Distribute aggregations in round-robin mode across replicas

I have a large dataset on which I need to perform aggregation pipelines in batch workflows and I was considering utilizing secondary nodes for these aggregations.

I conducted a test by assigning a label to each node, and in the code, I use the label to distribute the load in round-robin fashion on three nodes.

// mongosh
conf = rs.conf();
conf.members[0].tags = { "myTag": "0" };
conf.members[1].tags = { "myTag": "1" };
conf.members[2].tags = { "myTag": "2" };
rs.reconfig(conf);
// pseudocode
i := 0
pipelines := [pipeline1, pipeline2, pipeline3, ... ]
FOR pipeline IN pipelines
   i := (i + 1) % 3
   async {
     collection.secondaryPreferred.tagSet({ myTag: i }).aggregate(pipeline)
===
**CHALLENGE 1:** From the post on round-robin aggregations, write out the passage from "I have a large" to "on three nodes.".
**CHALLENGE 2:**
Answer these questions on the post on round-robin aggregations:
(a) Across how many nodes does the writer distribute the load?
(b) What tag key is assigned to each member in the configuration?
(c) Which command applies the modified configuration?
**CHALLENGE 3:** Carry on the post on round-robin aggregations from the point where it stops.

Some records:
===
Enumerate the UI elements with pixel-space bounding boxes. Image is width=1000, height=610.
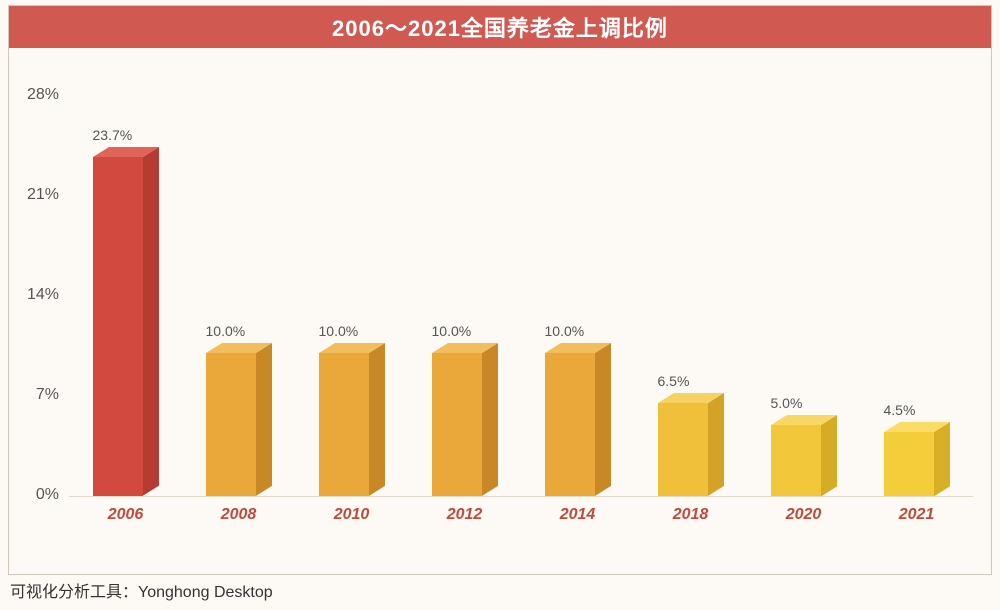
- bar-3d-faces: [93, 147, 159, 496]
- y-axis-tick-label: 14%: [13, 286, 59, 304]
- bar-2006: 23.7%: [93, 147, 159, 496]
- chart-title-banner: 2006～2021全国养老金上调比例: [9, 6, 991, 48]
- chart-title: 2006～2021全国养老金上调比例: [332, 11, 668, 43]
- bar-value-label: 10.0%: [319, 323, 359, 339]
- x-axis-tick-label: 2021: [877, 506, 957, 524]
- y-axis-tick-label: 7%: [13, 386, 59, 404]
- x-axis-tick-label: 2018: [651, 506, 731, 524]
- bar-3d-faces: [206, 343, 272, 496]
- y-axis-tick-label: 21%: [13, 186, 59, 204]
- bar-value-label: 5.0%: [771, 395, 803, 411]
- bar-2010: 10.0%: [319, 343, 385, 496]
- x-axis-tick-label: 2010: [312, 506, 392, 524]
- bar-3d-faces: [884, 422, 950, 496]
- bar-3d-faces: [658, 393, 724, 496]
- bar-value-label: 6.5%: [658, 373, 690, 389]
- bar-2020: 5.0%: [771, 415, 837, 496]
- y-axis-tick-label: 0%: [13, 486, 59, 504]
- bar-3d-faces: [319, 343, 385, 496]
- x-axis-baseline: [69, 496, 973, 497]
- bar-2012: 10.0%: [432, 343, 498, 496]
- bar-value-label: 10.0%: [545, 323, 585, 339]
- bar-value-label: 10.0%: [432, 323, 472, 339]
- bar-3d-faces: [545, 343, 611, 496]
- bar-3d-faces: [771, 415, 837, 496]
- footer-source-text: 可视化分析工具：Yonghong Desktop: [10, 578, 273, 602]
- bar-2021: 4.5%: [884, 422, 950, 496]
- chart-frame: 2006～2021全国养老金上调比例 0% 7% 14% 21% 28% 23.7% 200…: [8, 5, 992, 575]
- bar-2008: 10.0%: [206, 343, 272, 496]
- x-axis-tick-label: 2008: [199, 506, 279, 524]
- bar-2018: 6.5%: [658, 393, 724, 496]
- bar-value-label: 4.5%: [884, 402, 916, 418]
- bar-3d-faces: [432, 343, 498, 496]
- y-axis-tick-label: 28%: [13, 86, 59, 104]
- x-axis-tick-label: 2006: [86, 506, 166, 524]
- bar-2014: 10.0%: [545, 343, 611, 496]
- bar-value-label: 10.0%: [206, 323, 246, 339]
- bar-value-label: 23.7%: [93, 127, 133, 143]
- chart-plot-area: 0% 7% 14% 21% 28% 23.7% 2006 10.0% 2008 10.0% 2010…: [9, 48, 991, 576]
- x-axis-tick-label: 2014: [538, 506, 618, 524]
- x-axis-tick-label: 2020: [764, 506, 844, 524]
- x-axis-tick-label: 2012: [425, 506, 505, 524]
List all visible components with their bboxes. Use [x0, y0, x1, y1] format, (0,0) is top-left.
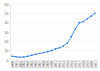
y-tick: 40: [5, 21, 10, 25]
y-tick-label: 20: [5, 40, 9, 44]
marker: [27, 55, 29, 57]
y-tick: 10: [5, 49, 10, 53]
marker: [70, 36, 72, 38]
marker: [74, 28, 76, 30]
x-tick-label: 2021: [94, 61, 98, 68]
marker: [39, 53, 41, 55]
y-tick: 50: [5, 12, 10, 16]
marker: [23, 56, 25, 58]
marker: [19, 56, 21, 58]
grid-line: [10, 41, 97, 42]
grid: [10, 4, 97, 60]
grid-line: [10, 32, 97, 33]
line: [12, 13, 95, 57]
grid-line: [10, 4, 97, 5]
===
**TASK RESULT 1:**
I have a large dataset on which I need to perform aggregation pipelines in batch workflows and I was considering utilizing secondary nodes for these aggregations.

I conducted a test by assigning a label to each node, and in the code, I use the label to distribute the load in round-robin fashion on three nodes.

**TASK RESULT 2:**
(a) Three nodes.
(b) "myTag".
(c) rs.reconfig(conf);

**TASK RESULT 3:**
   }

Do you think this technique is appropriate?
Are there any reasons why I shouldn’t do it?

Thank you very much.

Hi @Giacomo_Benvenuti,
The data will have to be consistent across all three nodes if you want to use this method.

From documentation:

Regards

Hello Fabio, thank you, certainly the data that the pipelines will work on must be “cold,” meaning already aligned among all the nodes.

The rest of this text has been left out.